#### SHORT TASK:
Copy out the rows word for word, from the very first line through the line with "row-label-mens-xl: Men's XL", including that line.

□ □ □ □ □

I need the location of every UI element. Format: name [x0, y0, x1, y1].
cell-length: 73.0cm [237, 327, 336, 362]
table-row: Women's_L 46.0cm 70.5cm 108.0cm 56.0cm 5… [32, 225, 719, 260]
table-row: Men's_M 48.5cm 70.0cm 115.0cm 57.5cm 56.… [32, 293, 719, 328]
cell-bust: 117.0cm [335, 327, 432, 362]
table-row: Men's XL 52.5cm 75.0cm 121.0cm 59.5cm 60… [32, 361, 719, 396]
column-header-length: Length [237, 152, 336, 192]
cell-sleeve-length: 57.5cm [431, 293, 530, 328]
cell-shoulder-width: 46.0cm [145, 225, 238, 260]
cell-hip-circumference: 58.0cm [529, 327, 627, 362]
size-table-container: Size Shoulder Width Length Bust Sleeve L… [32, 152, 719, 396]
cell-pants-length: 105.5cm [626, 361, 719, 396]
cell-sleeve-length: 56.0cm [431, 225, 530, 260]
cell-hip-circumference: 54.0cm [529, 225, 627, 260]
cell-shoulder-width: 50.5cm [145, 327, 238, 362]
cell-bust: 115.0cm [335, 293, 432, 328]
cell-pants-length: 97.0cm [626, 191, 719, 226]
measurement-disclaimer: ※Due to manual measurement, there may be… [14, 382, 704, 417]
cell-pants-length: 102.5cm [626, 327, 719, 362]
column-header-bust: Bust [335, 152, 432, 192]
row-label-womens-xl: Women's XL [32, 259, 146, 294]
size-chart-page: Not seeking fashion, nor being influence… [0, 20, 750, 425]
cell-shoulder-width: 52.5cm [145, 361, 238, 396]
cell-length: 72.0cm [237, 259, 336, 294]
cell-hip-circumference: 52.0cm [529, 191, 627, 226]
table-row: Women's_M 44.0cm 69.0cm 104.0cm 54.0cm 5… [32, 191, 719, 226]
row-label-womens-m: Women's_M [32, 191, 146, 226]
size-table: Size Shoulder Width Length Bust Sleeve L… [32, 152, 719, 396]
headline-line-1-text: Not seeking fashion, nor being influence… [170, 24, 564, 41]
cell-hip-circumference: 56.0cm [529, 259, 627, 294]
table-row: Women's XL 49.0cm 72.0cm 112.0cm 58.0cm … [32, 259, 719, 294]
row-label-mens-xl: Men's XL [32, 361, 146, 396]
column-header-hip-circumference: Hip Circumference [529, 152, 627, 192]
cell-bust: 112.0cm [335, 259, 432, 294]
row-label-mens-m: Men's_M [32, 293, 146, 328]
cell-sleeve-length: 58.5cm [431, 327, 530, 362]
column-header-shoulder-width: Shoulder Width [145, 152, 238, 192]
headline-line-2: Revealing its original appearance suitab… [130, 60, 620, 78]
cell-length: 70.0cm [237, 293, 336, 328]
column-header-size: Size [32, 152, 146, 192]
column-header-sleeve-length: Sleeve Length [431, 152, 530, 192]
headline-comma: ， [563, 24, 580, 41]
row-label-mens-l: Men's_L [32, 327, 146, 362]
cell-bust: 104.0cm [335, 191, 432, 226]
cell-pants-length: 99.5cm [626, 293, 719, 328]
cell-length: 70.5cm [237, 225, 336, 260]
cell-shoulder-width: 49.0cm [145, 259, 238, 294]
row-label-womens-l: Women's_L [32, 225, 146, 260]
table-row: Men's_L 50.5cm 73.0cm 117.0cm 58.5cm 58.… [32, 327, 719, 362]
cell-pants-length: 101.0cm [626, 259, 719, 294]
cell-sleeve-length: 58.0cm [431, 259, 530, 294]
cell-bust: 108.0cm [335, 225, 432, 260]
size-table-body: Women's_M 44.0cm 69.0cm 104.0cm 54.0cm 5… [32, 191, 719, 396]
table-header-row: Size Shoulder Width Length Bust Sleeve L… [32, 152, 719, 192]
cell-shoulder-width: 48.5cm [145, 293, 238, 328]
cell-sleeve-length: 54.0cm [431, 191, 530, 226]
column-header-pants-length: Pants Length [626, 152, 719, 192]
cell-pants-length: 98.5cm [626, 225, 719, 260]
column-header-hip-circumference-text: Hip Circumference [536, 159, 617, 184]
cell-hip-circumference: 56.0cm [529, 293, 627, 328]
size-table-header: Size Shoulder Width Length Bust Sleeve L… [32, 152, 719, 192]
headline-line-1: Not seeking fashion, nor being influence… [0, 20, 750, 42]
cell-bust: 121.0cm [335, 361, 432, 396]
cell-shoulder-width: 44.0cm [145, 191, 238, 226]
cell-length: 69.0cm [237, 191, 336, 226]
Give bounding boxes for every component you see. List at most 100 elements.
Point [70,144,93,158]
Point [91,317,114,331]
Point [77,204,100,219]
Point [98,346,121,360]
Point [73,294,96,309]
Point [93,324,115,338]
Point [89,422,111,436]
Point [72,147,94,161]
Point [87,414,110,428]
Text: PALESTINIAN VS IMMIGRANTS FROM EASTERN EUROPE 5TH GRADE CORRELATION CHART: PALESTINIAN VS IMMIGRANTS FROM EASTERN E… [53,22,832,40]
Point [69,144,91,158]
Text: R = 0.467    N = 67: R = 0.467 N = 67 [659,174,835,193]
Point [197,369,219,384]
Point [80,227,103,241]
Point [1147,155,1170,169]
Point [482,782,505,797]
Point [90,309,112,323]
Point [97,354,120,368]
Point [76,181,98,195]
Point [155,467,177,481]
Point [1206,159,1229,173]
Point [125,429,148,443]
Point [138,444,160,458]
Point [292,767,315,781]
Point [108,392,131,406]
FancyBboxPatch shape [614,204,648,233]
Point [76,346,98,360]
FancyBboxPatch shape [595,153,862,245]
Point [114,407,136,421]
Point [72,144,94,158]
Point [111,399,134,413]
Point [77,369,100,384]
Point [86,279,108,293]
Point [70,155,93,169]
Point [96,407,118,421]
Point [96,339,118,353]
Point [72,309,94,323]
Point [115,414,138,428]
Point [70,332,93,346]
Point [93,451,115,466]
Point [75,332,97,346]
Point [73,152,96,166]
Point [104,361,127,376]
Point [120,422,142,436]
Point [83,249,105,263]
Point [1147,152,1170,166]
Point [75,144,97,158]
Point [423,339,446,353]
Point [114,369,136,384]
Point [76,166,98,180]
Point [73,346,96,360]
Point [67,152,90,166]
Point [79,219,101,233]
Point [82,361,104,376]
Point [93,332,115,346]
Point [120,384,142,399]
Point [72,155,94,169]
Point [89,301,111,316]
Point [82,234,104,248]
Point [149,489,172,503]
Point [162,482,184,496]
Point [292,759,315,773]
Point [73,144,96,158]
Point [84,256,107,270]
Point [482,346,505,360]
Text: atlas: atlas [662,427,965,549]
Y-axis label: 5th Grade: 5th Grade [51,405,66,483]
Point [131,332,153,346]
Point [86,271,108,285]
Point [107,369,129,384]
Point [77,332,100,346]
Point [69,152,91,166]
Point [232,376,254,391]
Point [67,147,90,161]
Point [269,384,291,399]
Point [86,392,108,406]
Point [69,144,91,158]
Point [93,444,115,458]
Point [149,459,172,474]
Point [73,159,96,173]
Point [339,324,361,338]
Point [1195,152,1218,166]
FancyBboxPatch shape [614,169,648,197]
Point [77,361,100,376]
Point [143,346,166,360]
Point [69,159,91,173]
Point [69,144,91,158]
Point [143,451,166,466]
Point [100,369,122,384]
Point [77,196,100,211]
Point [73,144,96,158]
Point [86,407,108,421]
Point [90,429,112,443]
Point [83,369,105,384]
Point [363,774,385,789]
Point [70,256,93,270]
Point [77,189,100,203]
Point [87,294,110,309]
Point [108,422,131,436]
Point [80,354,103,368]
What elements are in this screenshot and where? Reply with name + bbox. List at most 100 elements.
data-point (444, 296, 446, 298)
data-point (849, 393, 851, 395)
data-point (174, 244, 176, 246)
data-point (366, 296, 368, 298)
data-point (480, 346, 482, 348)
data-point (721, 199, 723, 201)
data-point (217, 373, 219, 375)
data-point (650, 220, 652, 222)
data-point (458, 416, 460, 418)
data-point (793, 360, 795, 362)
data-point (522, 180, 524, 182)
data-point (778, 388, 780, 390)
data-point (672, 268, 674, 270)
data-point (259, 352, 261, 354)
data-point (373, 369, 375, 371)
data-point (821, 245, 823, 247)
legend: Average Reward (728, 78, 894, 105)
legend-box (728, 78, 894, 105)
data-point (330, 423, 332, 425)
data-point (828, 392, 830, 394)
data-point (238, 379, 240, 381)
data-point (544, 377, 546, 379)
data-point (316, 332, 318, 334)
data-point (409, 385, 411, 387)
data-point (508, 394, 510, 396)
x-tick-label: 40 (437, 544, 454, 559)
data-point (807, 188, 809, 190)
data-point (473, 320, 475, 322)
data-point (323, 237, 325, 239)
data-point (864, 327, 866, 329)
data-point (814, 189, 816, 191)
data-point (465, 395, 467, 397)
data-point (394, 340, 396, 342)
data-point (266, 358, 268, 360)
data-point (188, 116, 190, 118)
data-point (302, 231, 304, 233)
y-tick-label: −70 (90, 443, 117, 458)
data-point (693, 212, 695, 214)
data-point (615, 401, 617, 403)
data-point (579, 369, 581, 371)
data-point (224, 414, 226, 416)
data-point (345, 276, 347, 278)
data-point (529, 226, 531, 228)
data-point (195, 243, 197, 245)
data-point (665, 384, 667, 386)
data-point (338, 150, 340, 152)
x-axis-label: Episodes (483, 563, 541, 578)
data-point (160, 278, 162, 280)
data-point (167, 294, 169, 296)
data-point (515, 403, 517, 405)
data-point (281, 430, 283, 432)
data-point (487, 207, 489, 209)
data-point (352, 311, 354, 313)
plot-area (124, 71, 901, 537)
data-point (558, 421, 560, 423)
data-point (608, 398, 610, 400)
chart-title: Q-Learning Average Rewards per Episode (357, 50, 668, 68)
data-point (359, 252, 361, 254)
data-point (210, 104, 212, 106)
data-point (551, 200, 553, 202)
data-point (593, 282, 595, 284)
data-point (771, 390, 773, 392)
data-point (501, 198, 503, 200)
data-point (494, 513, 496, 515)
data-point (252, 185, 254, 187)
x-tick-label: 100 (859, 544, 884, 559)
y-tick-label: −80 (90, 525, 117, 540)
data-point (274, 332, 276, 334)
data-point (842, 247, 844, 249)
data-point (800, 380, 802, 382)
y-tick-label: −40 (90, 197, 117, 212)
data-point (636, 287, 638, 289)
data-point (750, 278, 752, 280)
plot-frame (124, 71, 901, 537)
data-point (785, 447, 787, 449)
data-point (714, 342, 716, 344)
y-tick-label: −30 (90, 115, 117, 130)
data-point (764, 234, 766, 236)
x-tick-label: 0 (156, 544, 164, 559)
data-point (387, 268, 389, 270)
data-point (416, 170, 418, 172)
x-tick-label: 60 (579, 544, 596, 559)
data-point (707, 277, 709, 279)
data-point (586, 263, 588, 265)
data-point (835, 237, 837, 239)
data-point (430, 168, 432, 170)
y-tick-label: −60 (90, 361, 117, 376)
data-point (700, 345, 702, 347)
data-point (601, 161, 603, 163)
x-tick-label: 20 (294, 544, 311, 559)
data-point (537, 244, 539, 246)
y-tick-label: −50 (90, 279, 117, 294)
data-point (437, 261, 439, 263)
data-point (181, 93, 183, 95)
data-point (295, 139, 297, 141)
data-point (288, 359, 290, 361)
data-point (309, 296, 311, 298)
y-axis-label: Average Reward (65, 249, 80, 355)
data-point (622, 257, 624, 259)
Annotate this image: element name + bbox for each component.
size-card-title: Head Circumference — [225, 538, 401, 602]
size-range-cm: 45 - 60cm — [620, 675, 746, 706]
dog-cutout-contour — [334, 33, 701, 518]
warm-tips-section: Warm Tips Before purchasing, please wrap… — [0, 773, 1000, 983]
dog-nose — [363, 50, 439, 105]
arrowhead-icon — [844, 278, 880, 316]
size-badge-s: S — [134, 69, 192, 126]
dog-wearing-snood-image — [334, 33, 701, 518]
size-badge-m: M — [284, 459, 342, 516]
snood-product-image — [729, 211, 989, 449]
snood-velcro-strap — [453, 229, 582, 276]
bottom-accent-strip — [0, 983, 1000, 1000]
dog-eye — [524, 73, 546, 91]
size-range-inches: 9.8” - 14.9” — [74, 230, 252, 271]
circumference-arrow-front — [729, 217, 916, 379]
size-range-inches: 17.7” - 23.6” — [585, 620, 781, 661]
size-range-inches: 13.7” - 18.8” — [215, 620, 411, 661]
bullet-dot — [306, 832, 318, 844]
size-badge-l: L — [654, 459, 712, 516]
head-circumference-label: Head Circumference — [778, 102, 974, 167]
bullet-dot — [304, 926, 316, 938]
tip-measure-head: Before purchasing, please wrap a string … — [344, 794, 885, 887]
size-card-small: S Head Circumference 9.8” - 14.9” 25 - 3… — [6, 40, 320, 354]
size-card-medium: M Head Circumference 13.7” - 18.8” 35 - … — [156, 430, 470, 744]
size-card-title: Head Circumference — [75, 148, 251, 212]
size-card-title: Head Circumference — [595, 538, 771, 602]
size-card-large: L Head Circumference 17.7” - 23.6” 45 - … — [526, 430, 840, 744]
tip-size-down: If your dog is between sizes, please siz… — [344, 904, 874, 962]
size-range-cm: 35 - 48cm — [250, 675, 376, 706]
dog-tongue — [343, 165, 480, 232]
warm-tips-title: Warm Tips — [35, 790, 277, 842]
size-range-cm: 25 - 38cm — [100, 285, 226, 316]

□ □ □ □ □

#### FINAL RESULT:
I need the location of every UI element. Format: name [x0, y0, x1, y1].
cell-length: 73.0cm [237, 327, 336, 362]
table-row: Women's_L 46.0cm 70.5cm 108.0cm 56.0cm 5… [32, 225, 719, 260]
table-row: Men's_M 48.5cm 70.0cm 115.0cm 57.5cm 56.… [32, 293, 719, 328]
cell-bust: 117.0cm [335, 327, 432, 362]
table-row: Men's XL 52.5cm 75.0cm 121.0cm 59.5cm 60… [32, 361, 719, 396]
column-header-length: Length [237, 152, 336, 192]
cell-sleeve-length: 57.5cm [431, 293, 530, 328]
cell-shoulder-width: 46.0cm [145, 225, 238, 260]
cell-hip-circumference: 58.0cm [529, 327, 627, 362]
size-table-container: Size Shoulder Width Length Bust Sleeve L… [32, 152, 719, 396]
cell-pants-length: 105.5cm [626, 361, 719, 396]
cell-sleeve-length: 56.0cm [431, 225, 530, 260]
cell-hip-circumference: 54.0cm [529, 225, 627, 260]
cell-shoulder-width: 50.5cm [145, 327, 238, 362]
cell-bust: 115.0cm [335, 293, 432, 328]
cell-pants-length: 97.0cm [626, 191, 719, 226]
measurement-disclaimer: ※Due to manual measurement, there may be… [14, 382, 704, 417]
cell-pants-length: 102.5cm [626, 327, 719, 362]
column-header-bust: Bust [335, 152, 432, 192]
row-label-womens-xl: Women's XL [32, 259, 146, 294]
size-chart-page: Not seeking fashion, nor being influence… [0, 20, 750, 425]
cell-shoulder-width: 52.5cm [145, 361, 238, 396]
cell-length: 72.0cm [237, 259, 336, 294]
cell-hip-circumference: 52.0cm [529, 191, 627, 226]
table-row: Women's_M 44.0cm 69.0cm 104.0cm 54.0cm 5… [32, 191, 719, 226]
row-label-womens-m: Women's_M [32, 191, 146, 226]
size-table: Size Shoulder Width Length Bust Sleeve L… [32, 152, 719, 396]
headline-line-1-text: Not seeking fashion, nor being influence… [170, 24, 564, 41]
cell-hip-circumference: 56.0cm [529, 259, 627, 294]
table-row: Women's XL 49.0cm 72.0cm 112.0cm 58.0cm … [32, 259, 719, 294]
row-label-mens-xl: Men's XL [32, 361, 146, 396]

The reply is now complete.